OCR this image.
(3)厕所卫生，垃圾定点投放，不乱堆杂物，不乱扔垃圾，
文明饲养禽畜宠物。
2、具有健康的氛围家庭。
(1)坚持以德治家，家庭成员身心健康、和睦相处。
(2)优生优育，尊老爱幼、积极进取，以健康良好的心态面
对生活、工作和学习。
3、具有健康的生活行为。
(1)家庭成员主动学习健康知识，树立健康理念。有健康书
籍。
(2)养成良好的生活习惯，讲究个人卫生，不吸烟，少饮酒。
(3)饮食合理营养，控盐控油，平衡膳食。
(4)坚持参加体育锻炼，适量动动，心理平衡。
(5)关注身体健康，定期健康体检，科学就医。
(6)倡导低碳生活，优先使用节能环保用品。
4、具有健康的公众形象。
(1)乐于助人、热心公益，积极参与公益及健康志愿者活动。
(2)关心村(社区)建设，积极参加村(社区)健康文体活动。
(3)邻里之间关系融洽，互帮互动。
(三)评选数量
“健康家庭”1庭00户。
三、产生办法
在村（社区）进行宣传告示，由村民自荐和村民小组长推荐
______________________________
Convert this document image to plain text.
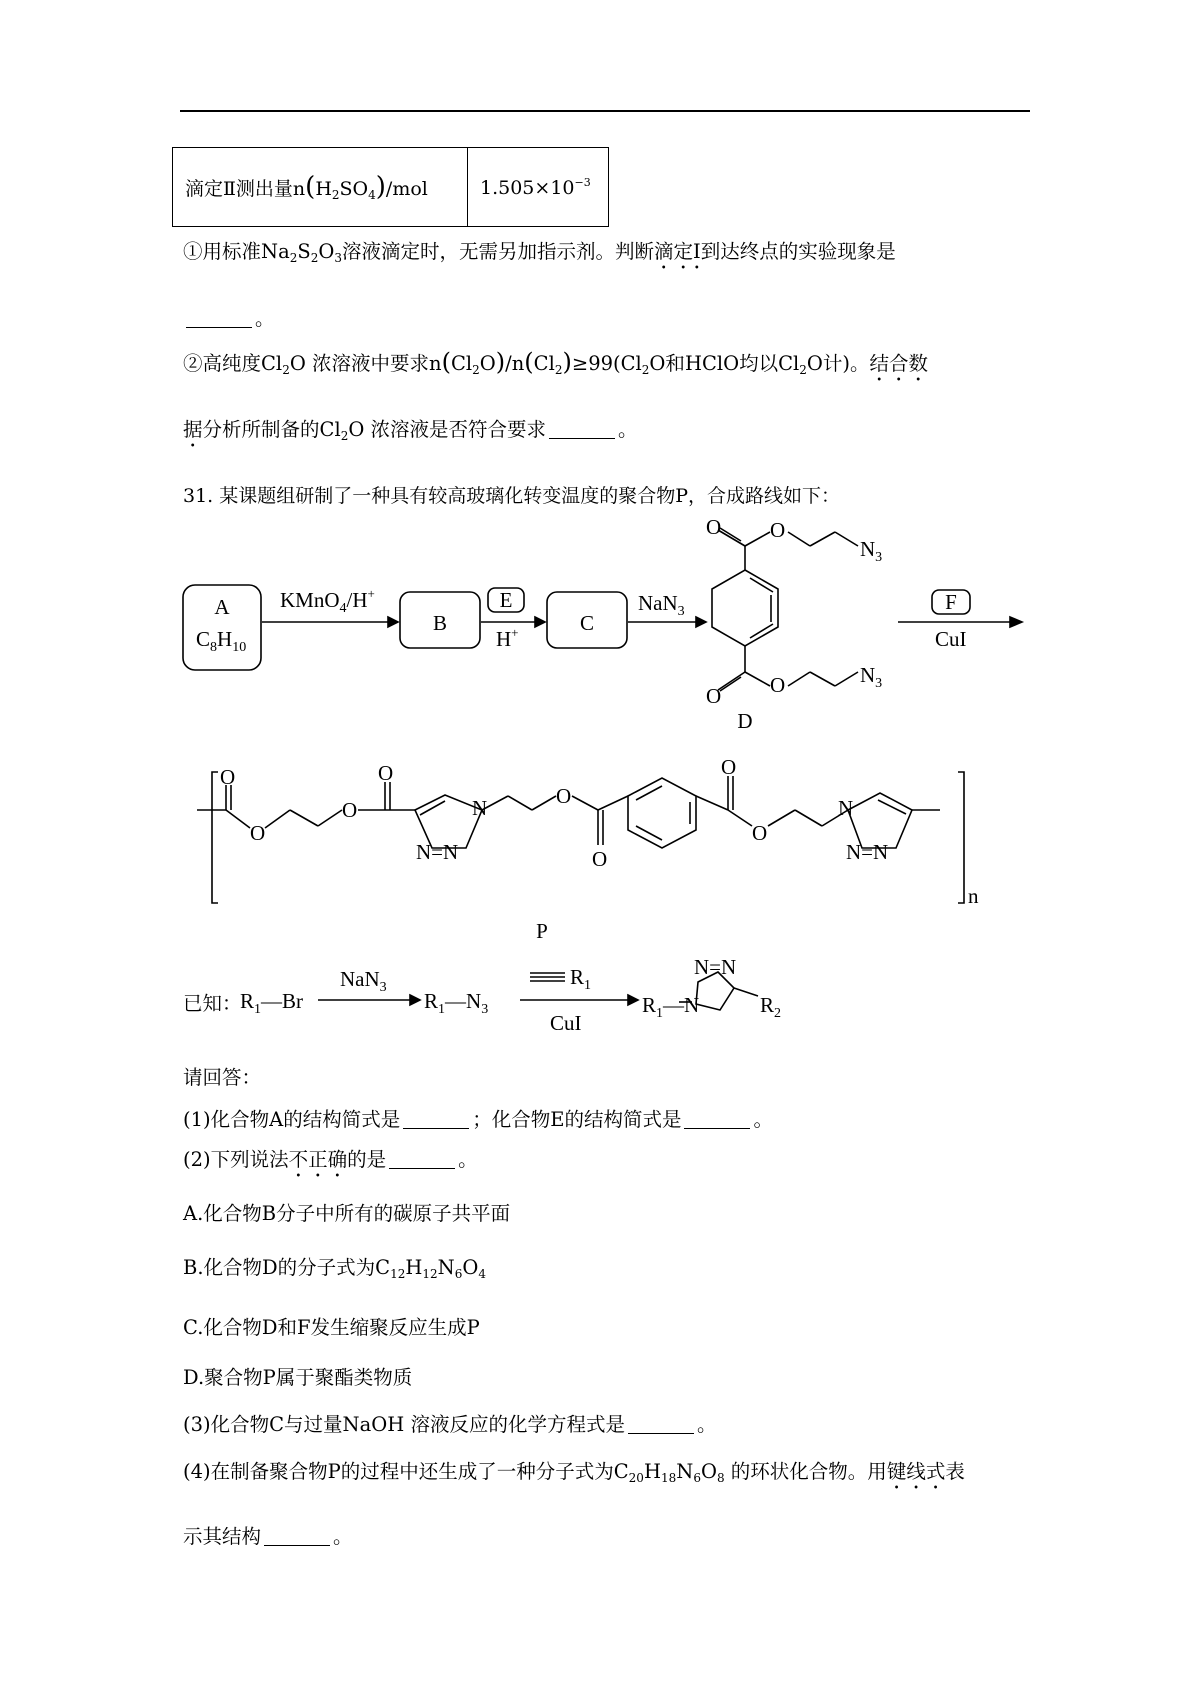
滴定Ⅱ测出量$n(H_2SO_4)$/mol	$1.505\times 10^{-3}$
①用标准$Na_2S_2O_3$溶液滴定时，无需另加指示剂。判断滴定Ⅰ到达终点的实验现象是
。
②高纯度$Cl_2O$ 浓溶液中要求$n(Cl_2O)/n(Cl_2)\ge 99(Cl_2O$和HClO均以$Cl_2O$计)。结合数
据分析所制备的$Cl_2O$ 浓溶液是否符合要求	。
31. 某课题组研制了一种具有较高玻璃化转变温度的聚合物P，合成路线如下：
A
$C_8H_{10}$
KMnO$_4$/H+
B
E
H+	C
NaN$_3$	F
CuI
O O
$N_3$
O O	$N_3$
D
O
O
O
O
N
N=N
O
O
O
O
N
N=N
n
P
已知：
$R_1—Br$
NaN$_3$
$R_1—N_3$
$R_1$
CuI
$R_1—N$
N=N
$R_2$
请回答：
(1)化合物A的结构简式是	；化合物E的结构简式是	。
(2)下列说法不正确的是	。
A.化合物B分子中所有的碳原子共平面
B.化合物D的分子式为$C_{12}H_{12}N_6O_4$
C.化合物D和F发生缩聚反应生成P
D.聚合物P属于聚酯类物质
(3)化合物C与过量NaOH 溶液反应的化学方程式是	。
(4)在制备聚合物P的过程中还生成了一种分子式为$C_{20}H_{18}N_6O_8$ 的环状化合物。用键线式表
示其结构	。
______________________________
## WORK REQUIRED
Scan the listing above. Collect all lines with the word "image".

## EXERCISE ANSWER
OCR this image.
Convert this document image to plain text.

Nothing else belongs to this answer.